#### LISTED RECORDS ####

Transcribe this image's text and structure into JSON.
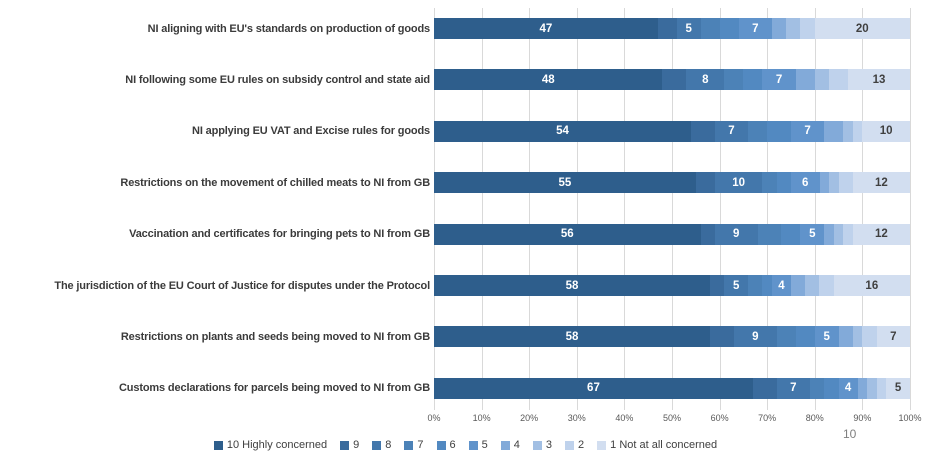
{
  "page_number": "10",
  "colors": {
    "palette": [
      "#2E5E8C",
      "#3A6B9D",
      "#4377AB",
      "#4C82B7",
      "#5289C1",
      "#6093CB",
      "#82AAD9",
      "#A2BFE3",
      "#BFD2EC",
      "#D2DEF0"
    ],
    "grid": "#D9D9D9",
    "category_text": "#3B3B3B",
    "axis_text": "#595959",
    "legend_text": "#404040",
    "label_on_light": "#404040",
    "label_on_dark": "#FFFFFF"
  },
  "chart_data": {
    "type": "bar",
    "stacked": true,
    "orientation": "horizontal",
    "title": "",
    "xlabel": "",
    "ylabel": "",
    "xlim": [
      0,
      100
    ],
    "grid": true,
    "legend_position": "bottom",
    "x_ticks": [
      "0%",
      "10%",
      "20%",
      "30%",
      "40%",
      "50%",
      "60%",
      "70%",
      "80%",
      "90%",
      "100%"
    ],
    "categories": [
      "NI aligning with EU's standards on production of goods",
      "NI following some EU rules on subsidy control and state aid",
      "NI applying EU VAT and Excise rules for goods",
      "Restrictions on the movement of chilled meats to NI from GB",
      "Vaccination and certificates for bringing pets to NI from GB",
      "The jurisdiction of the EU Court of Justice for disputes under  the Protocol",
      "Restrictions on plants and seeds being moved to NI from GB",
      "Customs declarations for parcels being moved to NI from GB"
    ],
    "series": [
      {
        "name": "10 Highly concerned",
        "values": [
          47,
          48,
          54,
          55,
          56,
          58,
          58,
          67
        ]
      },
      {
        "name": "9",
        "values": [
          4,
          5,
          5,
          4,
          3,
          3,
          5,
          5
        ]
      },
      {
        "name": "8",
        "values": [
          5,
          8,
          7,
          10,
          9,
          5,
          9,
          7
        ]
      },
      {
        "name": "7",
        "values": [
          4,
          4,
          4,
          3,
          5,
          3,
          4,
          3
        ]
      },
      {
        "name": "6",
        "values": [
          4,
          4,
          5,
          3,
          4,
          2,
          4,
          3
        ]
      },
      {
        "name": "5",
        "values": [
          7,
          7,
          7,
          6,
          5,
          4,
          5,
          4
        ]
      },
      {
        "name": "4",
        "values": [
          3,
          4,
          4,
          2,
          2,
          3,
          3,
          2
        ]
      },
      {
        "name": "3",
        "values": [
          3,
          3,
          2,
          2,
          2,
          3,
          2,
          2
        ]
      },
      {
        "name": "2",
        "values": [
          3,
          4,
          2,
          3,
          2,
          3,
          3,
          2
        ]
      },
      {
        "name": "1 Not at all concerned",
        "values": [
          20,
          13,
          10,
          12,
          12,
          16,
          7,
          5
        ]
      }
    ],
    "labeled_series_indices": [
      0,
      2,
      5,
      9
    ]
  }
}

####

AIM OF THE TASK: All of the entries above should be duplicated exactly, except for the pictures.

SOLUTION TO THE EXERCISE:
Transcribe this image's text and structure into JSON.
{
  "page_number": "10",
  "colors": {
    "palette": [
      "#2E5E8C",
      "#3A6B9D",
      "#4377AB",
      "#4C82B7",
      "#5289C1",
      "#6093CB",
      "#82AAD9",
      "#A2BFE3",
      "#BFD2EC",
      "#D2DEF0"
    ],
    "grid": "#D9D9D9",
    "category_text": "#3B3B3B",
    "axis_text": "#595959",
    "legend_text": "#404040",
    "label_on_light": "#404040",
    "label_on_dark": "#FFFFFF"
  },
  "chart_data": {
    "type": "bar",
    "stacked": true,
    "orientation": "horizontal",
    "title": "",
    "xlabel": "",
    "ylabel": "",
    "xlim": [
      0,
      100
    ],
    "grid": true,
    "legend_position": "bottom",
    "x_ticks": [
      "0%",
      "10%",
      "20%",
      "30%",
      "40%",
      "50%",
      "60%",
      "70%",
      "80%",
      "90%",
      "100%"
    ],
    "categories": [
      "NI aligning with EU's standards on production of goods",
      "NI following some EU rules on subsidy control and state aid",
      "NI applying EU VAT and Excise rules for goods",
      "Restrictions on the movement of chilled meats to NI from GB",
      "Vaccination and certificates for bringing pets to NI from GB",
      "The jurisdiction of the EU Court of Justice for disputes under  the Protocol",
      "Restrictions on plants and seeds being moved to NI from GB",
      "Customs declarations for parcels being moved to NI from GB"
    ],
    "series": [
      {
        "name": "10 Highly concerned",
        "values": [
          47,
          48,
          54,
          55,
          56,
          58,
          58,
          67
        ]
      },
      {
        "name": "9",
        "values": [
          4,
          5,
          5,
          4,
          3,
          3,
          5,
          5
        ]
      },
      {
        "name": "8",
        "values": [
          5,
          8,
          7,
          10,
          9,
          5,
          9,
          7
        ]
      },
      {
        "name": "7",
        "values": [
          4,
          4,
          4,
          3,
          5,
          3,
          4,
          3
        ]
      },
      {
        "name": "6",
        "values": [
          4,
          4,
          5,
          3,
          4,
          2,
          4,
          3
        ]
      },
      {
        "name": "5",
        "values": [
          7,
          7,
          7,
          6,
          5,
          4,
          5,
          4
        ]
      },
      {
        "name": "4",
        "values": [
          3,
          4,
          4,
          2,
          2,
          3,
          3,
          2
        ]
      },
      {
        "name": "3",
        "values": [
          3,
          3,
          2,
          2,
          2,
          3,
          2,
          2
        ]
      },
      {
        "name": "2",
        "values": [
          3,
          4,
          2,
          3,
          2,
          3,
          3,
          2
        ]
      },
      {
        "name": "1 Not at all concerned",
        "values": [
          20,
          13,
          10,
          12,
          12,
          16,
          7,
          5
        ]
      }
    ],
    "labeled_series_indices": [
      0,
      2,
      5,
      9
    ]
  }
}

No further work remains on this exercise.